=== Records for the exercise ===

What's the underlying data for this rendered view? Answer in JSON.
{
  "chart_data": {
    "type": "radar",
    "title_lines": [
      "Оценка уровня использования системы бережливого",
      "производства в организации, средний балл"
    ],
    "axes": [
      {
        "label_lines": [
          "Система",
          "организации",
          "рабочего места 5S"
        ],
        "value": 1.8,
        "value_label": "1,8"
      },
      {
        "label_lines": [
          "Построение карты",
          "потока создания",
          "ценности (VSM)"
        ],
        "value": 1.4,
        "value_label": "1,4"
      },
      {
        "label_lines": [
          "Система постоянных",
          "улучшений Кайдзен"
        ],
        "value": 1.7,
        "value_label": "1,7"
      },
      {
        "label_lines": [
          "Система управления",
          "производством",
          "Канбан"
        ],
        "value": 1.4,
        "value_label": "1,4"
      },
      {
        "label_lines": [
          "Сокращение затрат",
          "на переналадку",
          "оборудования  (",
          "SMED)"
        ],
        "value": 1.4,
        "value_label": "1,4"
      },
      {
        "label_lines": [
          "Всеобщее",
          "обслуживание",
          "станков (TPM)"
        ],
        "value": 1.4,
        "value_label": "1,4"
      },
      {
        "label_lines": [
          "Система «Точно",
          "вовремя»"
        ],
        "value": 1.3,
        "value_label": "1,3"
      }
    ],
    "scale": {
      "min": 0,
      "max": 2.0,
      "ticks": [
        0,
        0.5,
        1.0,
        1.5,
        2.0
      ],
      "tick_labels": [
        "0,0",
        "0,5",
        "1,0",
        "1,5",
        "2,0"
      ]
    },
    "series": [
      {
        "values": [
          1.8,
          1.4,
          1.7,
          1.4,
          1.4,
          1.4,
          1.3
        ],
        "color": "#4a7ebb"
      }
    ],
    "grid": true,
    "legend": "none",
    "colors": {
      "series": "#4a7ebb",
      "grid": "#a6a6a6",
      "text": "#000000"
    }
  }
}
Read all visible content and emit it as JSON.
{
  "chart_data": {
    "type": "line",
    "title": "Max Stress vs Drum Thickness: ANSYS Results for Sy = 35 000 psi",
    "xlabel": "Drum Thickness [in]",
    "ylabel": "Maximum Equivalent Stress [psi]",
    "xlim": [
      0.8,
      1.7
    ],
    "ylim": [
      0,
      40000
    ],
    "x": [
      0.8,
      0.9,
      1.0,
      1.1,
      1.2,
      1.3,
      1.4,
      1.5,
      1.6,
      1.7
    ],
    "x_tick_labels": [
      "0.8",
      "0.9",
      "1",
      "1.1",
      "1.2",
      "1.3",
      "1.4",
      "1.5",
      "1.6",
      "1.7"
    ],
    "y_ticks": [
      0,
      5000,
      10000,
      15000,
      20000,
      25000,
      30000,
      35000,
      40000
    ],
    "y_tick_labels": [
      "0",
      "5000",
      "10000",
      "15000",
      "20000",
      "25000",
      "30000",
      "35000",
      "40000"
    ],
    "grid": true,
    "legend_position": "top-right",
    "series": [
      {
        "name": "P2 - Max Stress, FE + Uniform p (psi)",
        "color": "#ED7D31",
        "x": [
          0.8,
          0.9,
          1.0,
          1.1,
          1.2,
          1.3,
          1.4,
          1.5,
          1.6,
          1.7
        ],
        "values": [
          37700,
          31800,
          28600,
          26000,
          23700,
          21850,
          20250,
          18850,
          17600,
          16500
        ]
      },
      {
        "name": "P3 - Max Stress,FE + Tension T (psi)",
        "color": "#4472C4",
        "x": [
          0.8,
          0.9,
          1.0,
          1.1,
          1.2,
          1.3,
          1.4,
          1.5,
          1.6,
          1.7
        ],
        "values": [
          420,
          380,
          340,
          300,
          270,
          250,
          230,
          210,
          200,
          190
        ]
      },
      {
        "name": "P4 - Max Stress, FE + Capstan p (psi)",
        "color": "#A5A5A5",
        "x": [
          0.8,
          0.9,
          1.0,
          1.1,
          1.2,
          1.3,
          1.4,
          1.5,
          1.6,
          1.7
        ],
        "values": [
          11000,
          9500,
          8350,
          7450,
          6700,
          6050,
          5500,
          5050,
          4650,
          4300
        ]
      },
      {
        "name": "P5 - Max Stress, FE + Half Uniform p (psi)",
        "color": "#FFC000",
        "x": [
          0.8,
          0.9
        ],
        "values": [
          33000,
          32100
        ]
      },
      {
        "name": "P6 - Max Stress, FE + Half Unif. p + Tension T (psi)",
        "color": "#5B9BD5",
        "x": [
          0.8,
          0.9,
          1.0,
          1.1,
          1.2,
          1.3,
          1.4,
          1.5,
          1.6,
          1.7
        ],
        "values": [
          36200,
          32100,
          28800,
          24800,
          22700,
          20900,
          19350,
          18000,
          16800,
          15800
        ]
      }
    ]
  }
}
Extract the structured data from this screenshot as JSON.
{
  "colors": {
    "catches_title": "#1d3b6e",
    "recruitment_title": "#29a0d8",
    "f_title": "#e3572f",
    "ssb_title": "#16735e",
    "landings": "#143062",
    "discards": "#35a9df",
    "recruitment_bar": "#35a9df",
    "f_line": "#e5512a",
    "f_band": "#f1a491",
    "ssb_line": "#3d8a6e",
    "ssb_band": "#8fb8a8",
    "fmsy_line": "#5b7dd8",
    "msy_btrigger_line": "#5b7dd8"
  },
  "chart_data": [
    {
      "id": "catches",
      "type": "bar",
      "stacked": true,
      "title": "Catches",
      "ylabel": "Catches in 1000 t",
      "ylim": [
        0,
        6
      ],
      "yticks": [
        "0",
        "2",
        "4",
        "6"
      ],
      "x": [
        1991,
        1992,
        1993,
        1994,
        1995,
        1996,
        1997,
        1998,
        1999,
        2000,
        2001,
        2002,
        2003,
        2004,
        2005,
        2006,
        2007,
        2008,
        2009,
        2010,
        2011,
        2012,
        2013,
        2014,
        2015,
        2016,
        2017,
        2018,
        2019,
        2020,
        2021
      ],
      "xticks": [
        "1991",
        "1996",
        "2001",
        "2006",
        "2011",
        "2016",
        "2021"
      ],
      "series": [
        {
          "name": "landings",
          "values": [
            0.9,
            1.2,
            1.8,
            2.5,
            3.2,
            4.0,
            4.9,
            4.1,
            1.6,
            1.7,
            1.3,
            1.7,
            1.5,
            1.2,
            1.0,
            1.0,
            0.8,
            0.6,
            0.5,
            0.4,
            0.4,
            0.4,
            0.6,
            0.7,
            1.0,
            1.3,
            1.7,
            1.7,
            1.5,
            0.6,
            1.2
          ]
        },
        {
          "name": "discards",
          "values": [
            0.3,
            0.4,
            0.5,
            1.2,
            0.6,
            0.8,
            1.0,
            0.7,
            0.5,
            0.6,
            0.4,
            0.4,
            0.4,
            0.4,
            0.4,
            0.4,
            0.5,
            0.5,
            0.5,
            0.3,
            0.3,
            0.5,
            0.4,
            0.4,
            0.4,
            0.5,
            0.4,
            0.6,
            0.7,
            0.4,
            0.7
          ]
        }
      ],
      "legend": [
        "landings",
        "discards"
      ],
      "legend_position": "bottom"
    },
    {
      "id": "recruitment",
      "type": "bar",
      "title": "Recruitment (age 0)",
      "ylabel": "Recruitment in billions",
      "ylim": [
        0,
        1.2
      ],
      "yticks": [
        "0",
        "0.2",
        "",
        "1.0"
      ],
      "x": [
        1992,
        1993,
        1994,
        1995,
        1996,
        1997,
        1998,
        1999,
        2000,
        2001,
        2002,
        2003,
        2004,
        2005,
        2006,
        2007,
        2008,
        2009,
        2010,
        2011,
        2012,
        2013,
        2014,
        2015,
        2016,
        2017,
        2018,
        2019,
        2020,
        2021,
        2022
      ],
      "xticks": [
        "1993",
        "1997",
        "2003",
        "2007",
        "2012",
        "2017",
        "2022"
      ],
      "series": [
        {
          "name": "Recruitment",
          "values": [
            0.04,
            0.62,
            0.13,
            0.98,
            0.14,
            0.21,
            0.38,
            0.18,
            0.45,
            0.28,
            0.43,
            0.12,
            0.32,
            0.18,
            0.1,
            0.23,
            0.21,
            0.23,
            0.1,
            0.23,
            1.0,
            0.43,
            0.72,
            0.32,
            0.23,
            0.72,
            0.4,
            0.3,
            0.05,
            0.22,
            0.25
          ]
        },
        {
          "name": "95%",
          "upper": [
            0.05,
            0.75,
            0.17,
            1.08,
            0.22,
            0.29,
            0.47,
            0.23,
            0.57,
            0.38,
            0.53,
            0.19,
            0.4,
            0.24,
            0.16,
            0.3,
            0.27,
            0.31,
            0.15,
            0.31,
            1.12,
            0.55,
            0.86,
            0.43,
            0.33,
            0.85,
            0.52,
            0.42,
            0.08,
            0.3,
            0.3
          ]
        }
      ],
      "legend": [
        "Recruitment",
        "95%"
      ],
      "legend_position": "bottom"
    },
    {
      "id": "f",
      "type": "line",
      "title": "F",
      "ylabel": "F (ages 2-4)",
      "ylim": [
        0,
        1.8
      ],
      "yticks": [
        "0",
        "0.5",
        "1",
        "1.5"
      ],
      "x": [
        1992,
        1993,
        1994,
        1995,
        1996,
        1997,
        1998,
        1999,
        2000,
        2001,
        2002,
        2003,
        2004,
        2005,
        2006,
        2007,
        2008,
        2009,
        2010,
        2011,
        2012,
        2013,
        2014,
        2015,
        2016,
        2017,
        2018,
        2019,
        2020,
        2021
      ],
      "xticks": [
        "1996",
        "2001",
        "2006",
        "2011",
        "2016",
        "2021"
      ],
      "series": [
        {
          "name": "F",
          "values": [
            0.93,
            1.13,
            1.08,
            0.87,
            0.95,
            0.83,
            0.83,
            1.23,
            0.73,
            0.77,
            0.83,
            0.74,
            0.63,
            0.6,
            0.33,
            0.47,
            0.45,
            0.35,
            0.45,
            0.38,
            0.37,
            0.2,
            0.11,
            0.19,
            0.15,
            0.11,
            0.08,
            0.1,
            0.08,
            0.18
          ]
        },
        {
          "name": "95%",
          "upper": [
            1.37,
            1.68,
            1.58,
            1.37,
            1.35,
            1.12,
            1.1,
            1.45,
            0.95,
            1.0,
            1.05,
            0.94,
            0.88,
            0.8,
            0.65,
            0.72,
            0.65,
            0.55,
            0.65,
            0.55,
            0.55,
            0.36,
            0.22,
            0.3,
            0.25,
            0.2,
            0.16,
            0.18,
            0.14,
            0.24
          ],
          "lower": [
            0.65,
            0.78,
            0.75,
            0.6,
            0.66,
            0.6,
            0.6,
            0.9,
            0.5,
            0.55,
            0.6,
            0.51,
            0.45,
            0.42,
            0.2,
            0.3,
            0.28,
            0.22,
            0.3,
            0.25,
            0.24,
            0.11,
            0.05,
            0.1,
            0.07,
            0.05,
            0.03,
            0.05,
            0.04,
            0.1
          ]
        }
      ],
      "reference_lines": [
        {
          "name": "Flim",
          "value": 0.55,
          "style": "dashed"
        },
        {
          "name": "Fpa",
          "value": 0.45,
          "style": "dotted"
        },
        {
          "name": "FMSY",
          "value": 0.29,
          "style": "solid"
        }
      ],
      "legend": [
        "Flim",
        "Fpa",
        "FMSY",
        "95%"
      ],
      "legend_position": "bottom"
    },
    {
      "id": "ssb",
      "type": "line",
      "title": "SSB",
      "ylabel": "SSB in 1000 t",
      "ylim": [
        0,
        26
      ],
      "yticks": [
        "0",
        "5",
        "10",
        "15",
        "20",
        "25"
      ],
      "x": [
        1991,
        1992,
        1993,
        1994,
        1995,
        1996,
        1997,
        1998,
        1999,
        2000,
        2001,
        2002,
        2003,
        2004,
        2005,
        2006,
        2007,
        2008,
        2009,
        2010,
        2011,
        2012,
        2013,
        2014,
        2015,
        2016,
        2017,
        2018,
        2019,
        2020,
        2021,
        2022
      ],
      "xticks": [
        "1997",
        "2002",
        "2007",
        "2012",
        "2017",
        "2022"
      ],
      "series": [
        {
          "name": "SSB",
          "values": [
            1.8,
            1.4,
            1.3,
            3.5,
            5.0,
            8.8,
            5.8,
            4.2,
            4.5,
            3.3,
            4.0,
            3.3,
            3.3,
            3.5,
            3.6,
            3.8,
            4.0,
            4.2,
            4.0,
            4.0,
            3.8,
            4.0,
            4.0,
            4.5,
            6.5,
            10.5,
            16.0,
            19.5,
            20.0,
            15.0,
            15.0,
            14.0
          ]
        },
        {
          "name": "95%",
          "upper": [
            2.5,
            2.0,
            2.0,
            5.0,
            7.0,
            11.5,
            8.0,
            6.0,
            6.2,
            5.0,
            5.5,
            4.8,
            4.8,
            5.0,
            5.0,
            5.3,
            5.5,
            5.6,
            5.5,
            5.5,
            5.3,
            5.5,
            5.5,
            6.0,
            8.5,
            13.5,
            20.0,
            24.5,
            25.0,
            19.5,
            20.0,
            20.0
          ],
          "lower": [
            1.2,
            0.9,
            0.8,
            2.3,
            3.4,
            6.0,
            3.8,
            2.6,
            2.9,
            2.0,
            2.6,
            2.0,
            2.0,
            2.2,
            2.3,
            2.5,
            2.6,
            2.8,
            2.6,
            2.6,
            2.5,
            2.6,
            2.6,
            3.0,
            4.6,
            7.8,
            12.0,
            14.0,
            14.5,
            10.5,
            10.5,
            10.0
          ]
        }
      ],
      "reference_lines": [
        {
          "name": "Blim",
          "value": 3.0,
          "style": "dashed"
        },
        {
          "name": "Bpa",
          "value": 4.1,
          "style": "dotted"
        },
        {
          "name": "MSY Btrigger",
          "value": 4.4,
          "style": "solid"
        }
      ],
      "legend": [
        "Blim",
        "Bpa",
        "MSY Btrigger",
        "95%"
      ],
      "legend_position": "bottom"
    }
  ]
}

===

Task description - Pull out all lines of the data with the string "Half".

Written reply -
        "name": "P5 - Max Stress, FE + Half Uniform p (psi)",
        "name": "P6 - Max Stress, FE + Half Unif. p + Tension T (psi)",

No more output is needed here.